Objective:
Make an exact copy of the data below, leaving out every picture.
* begin *
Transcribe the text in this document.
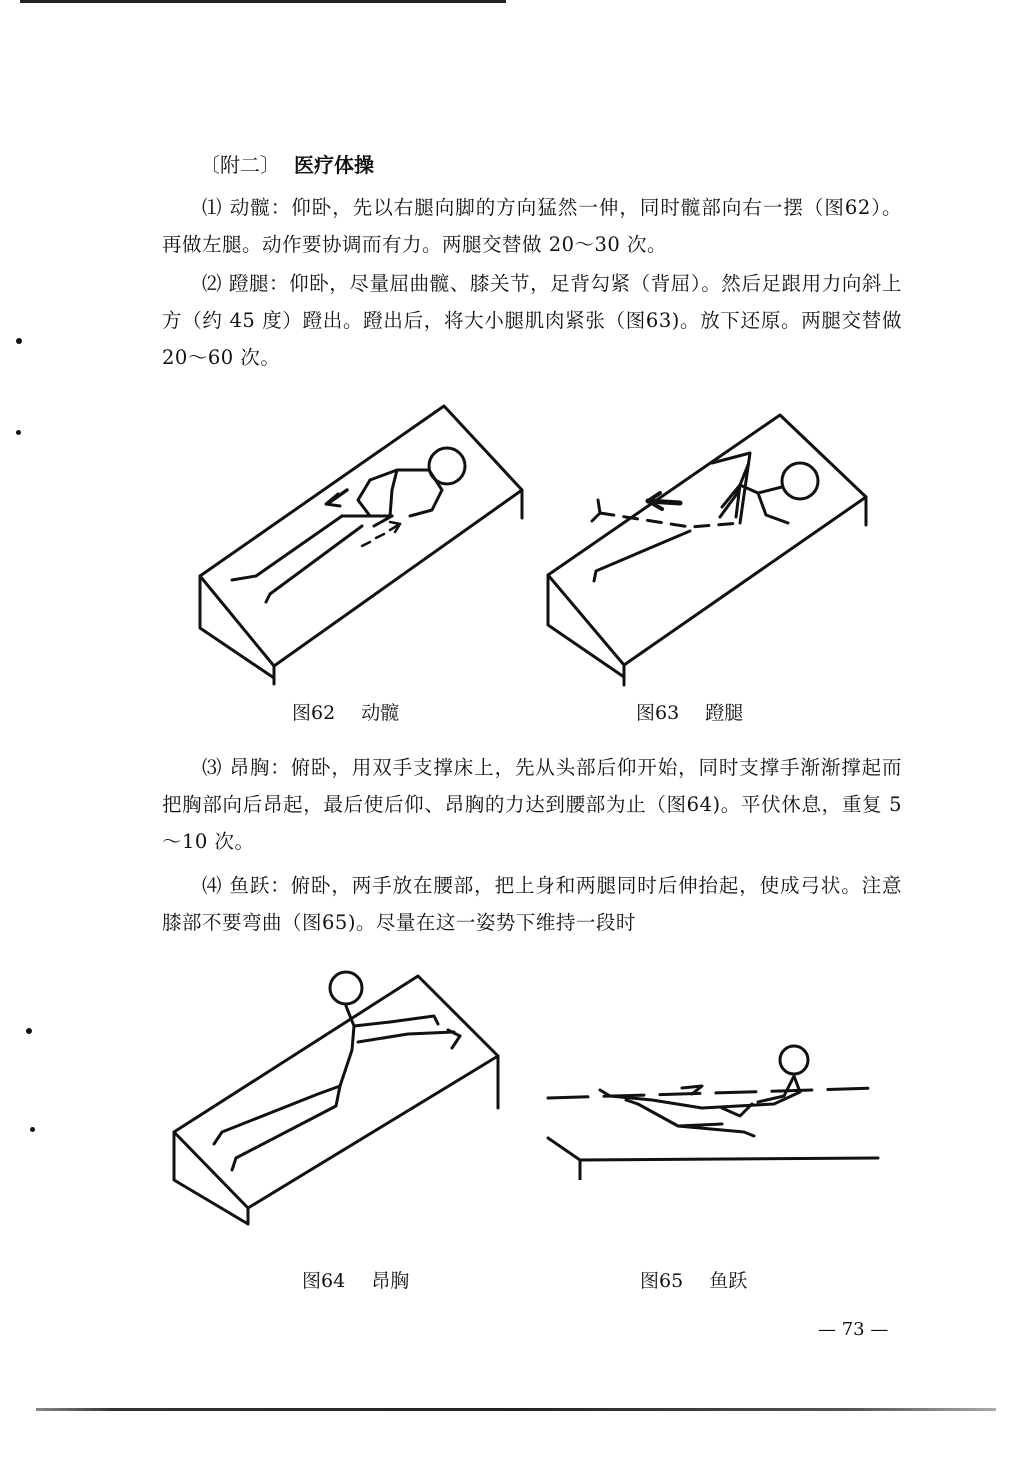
〔附二〕 医疗体操

⑴ 动髋：仰卧，先以右腿向脚的方向猛然一伸，同时髋部向右一摆（图62）。再做左腿。动作要协调而有力。两腿交替做 20～30 次。

⑵ 蹬腿：仰卧，尽量屈曲髋、膝关节，足背勾紧（背屈）。然后足跟用力向斜上方（约 45 度）蹬出。蹬出后，将大小腿肌肉紧张（图63)。放下还原。两腿交替做 20～60 次。

图62 动髋	图63 蹬腿

⑶ 昂胸：俯卧，用双手支撑床上，先从头部后仰开始，同时支撑手渐渐撑起而把胸部向后昂起，最后使后仰、昂胸的力达到腰部为止（图64)。平伏休息，重复 5～10 次。

⑷ 鱼跃：俯卧，两手放在腰部，把上身和两腿同时后伸抬起，使成弓状。注意膝部不要弯曲（图65)。尽量在这一姿势下维持一段时

图64 昂胸	图65 鱼跃

— 73 —
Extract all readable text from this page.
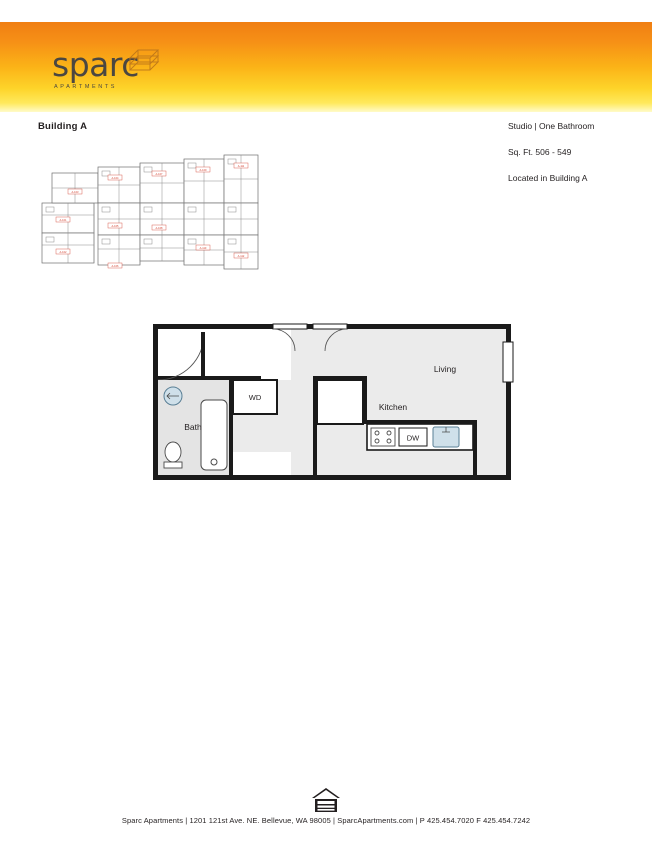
sparc
APARTMENTS
Building A	Studio | One Bathroom
Sq. Ft. 506 - 549
Located in Building A
A-101
A-102
A-103
A-104
A-105
A-106
A-107
A-108
A-109
A-110
A-111
A-112
WD
Bath
DW
Living
Kitchen
Sparc Apartments | 1201 121st Ave. NE. Bellevue, WA 98005 | SparcApartments.com | P 425.454.7020 F 425.454.7242
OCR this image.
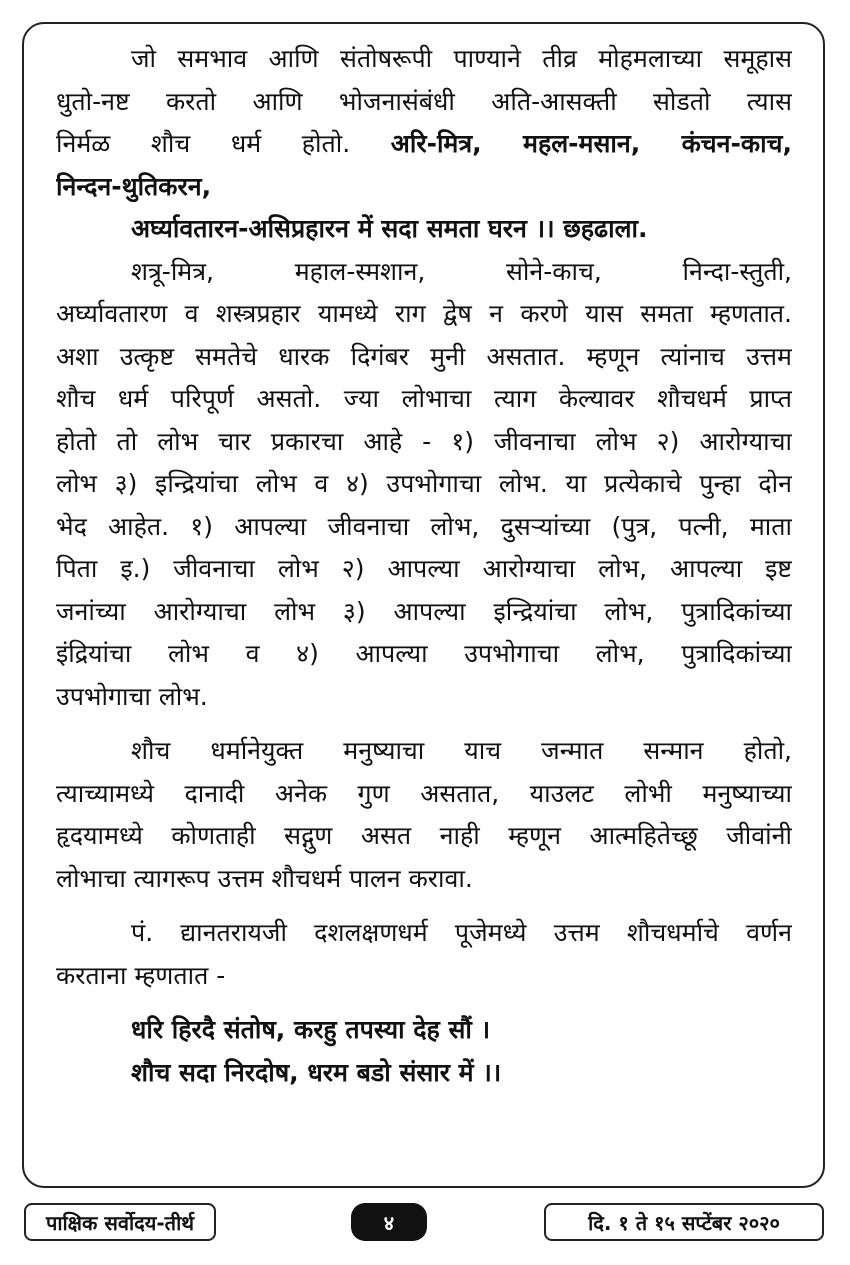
जो समभाव आणि संतोषरूपी पाण्याने तीव्र मोहमलाच्या समूहास
धुतो-नष्ट करतो आणि भोजनासंबंधी अति-आसक्ती सोडतो त्यास
निर्मळ शौच धर्म होतो. अरि-मित्र, महल-मसान, कंचन-काच,
निन्दन-थुतिकरन,
अर्घ्यावतारन-असिप्रहारन में सदा समता घरन ।। छहढाला.
शत्रू-मित्र, महाल-स्मशान, सोने-काच, निन्दा-स्तुती,
अर्घ्यावतारण व शस्त्रप्रहार यामध्ये राग द्वेष न करणे यास समता म्हणतात.
अशा उत्कृष्ट समतेचे धारक दिगंबर मुनी असतात. म्हणून त्यांनाच उत्तम
शौच धर्म परिपूर्ण असतो. ज्या लोभाचा त्याग केल्यावर शौचधर्म प्राप्त
होतो तो लोभ चार प्रकारचा आहे - १) जीवनाचा लोभ २) आरोग्याचा
लोभ ३) इन्द्रियांचा लोभ व ४) उपभोगाचा लोभ. या प्रत्येकाचे पुन्हा दोन
भेद आहेत. १) आपल्या जीवनाचा लोभ, दुसऱ्यांच्या (पुत्र, पत्नी, माता
पिता इ.) जीवनाचा लोभ २) आपल्या आरोग्याचा लोभ, आपल्या इष्ट
जनांच्या आरोग्याचा लोभ ३) आपल्या इन्द्रियांचा लोभ, पुत्रादिकांच्या
इंद्रियांचा लोभ व ४) आपल्या उपभोगाचा लोभ, पुत्रादिकांच्या
उपभोगाचा लोभ.
शौच धर्मानेयुक्त मनुष्याचा याच जन्मात सन्मान होतो,
त्याच्यामध्ये दानादी अनेक गुण असतात, याउलट लोभी मनुष्याच्या
हृदयामध्ये कोणताही सद्गुण असत नाही म्हणून आत्महितेच्छू जीवांनी
लोभाचा त्यागरूप उत्तम शौचधर्म पालन करावा.
पं. द्यानतरायजी दशलक्षणधर्म पूजेमध्ये उत्तम शौचधर्माचे वर्णन
करताना म्हणतात -
धरि हिरदै संतोष, करहु तपस्या देह सौं ।
शौच सदा निरदोष, धरम बडो संसार में ।।
पाक्षिक सर्वोदय-तीर्थ	४	दि. १ ते १५ सप्टेंबर २०२०
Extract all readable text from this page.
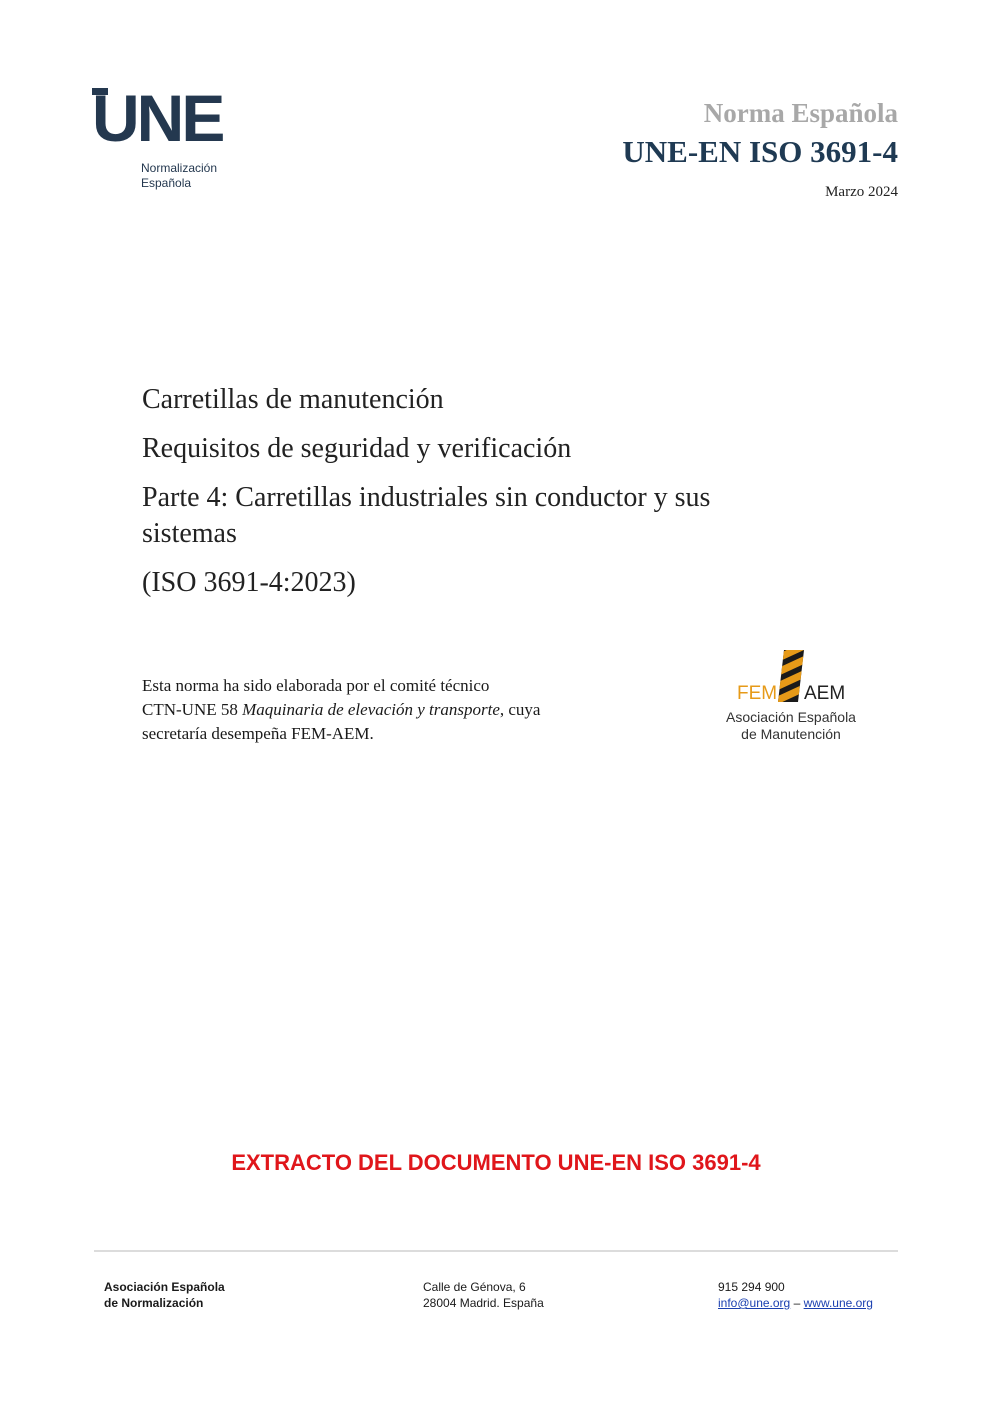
UNE
Normalización
Española
Norma Española
UNE-EN ISO 3691-4
Marzo 2024
Carretillas de manutención
Requisitos de seguridad y verificación
Parte 4: Carretillas industriales sin conductor y sus sistemas
(ISO 3691-4:2023)
Esta norma ha sido elaborada por el comité técnico
CTN-UNE 58 Maquinaria de elevación y transporte, cuya
secretaría desempeña FEM-AEM.
FEM AEM
Asociación Española
de Manutención
EXTRACTO DEL DOCUMENTO UNE-EN ISO 3691-4
Asociación Española
de Normalización
Calle de Génova, 6
28004 Madrid. España
915 294 900
info@une.org – www.une.org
* end *
Result of this exercise:
Transcribe the text in this document.
〔附二〕 医疗体操

⑴ 动髋：仰卧，先以右腿向脚的方向猛然一伸，同时髋部向右一摆（图62）。再做左腿。动作要协调而有力。两腿交替做 20～30 次。

⑵ 蹬腿：仰卧，尽量屈曲髋、膝关节，足背勾紧（背屈）。然后足跟用力向斜上方（约 45 度）蹬出。蹬出后，将大小腿肌肉紧张（图63)。放下还原。两腿交替做 20～60 次。

图62 动髋	图63 蹬腿

⑶ 昂胸：俯卧，用双手支撑床上，先从头部后仰开始，同时支撑手渐渐撑起而把胸部向后昂起，最后使后仰、昂胸的力达到腰部为止（图64)。平伏休息，重复 5～10 次。

⑷ 鱼跃：俯卧，两手放在腰部，把上身和两腿同时后伸抬起，使成弓状。注意膝部不要弯曲（图65)。尽量在这一姿势下维持一段时

图64 昂胸	图65 鱼跃

— 73 —
Extract all readable text from this page.
sparc
APARTMENTS
Building A	Studio | One Bathroom
Sq. Ft. 506 - 549
Located in Building A
A-101
A-102
A-103
A-104
A-105
A-106
A-107
A-108
A-109
A-110
A-111
A-112
WD
Bath
DW
Living
Kitchen
Sparc Apartments | 1201 121st Ave. NE. Bellevue, WA 98005 | SparcApartments.com | P 425.454.7020 F 425.454.7242
OCR this image.
जो समभाव आणि संतोषरूपी पाण्याने तीव्र मोहमलाच्या समूहास
धुतो-नष्ट करतो आणि भोजनासंबंधी अति-आसक्ती सोडतो त्यास
निर्मळ शौच धर्म होतो. अरि-मित्र, महल-मसान, कंचन-काच,
निन्दन-थुतिकरन,
अर्घ्यावतारन-असिप्रहारन में सदा समता घरन ।। छहढाला.
शत्रू-मित्र, महाल-स्मशान, सोने-काच, निन्दा-स्तुती,
अर्घ्यावतारण व शस्त्रप्रहार यामध्ये राग द्वेष न करणे यास समता म्हणतात.
अशा उत्कृष्ट समतेचे धारक दिगंबर मुनी असतात. म्हणून त्यांनाच उत्तम
शौच धर्म परिपूर्ण असतो. ज्या लोभाचा त्याग केल्यावर शौचधर्म प्राप्त
होतो तो लोभ चार प्रकारचा आहे - १) जीवनाचा लोभ २) आरोग्याचा
लोभ ३) इन्द्रियांचा लोभ व ४) उपभोगाचा लोभ. या प्रत्येकाचे पुन्हा दोन
भेद आहेत. १) आपल्या जीवनाचा लोभ, दुसऱ्यांच्या (पुत्र, पत्नी, माता
पिता इ.) जीवनाचा लोभ २) आपल्या आरोग्याचा लोभ, आपल्या इष्ट
जनांच्या आरोग्याचा लोभ ३) आपल्या इन्द्रियांचा लोभ, पुत्रादिकांच्या
इंद्रियांचा लोभ व ४) आपल्या उपभोगाचा लोभ, पुत्रादिकांच्या
उपभोगाचा लोभ.
शौच धर्मानेयुक्त मनुष्याचा याच जन्मात सन्मान होतो,
त्याच्यामध्ये दानादी अनेक गुण असतात, याउलट लोभी मनुष्याच्या
हृदयामध्ये कोणताही सद्गुण असत नाही म्हणून आत्महितेच्छू जीवांनी
लोभाचा त्यागरूप उत्तम शौचधर्म पालन करावा.
पं. द्यानतरायजी दशलक्षणधर्म पूजेमध्ये उत्तम शौचधर्माचे वर्णन
करताना म्हणतात -
धरि हिरदै संतोष, करहु तपस्या देह सौं ।
शौच सदा निरदोष, धरम बडो संसार में ।।
पाक्षिक सर्वोदय-तीर्थ	४	दि. १ ते १५ सप्टेंबर २०२०
Extract all readable text from this page.
UNE
Normalización
Española
Norma Española
UNE-EN ISO 3691-4
Marzo 2024
Carretillas de manutención
Requisitos de seguridad y verificación
Parte 4: Carretillas industriales sin conductor y sus sistemas
(ISO 3691-4:2023)
Esta norma ha sido elaborada por el comité técnico
CTN-UNE 58 Maquinaria de elevación y transporte, cuya
secretaría desempeña FEM-AEM.
FEM AEM
Asociación Española
de Manutención
EXTRACTO DEL DOCUMENTO UNE-EN ISO 3691-4
Asociación Española
de Normalización
Calle de Génova, 6
28004 Madrid. España
915 294 900
info@une.org – www.une.org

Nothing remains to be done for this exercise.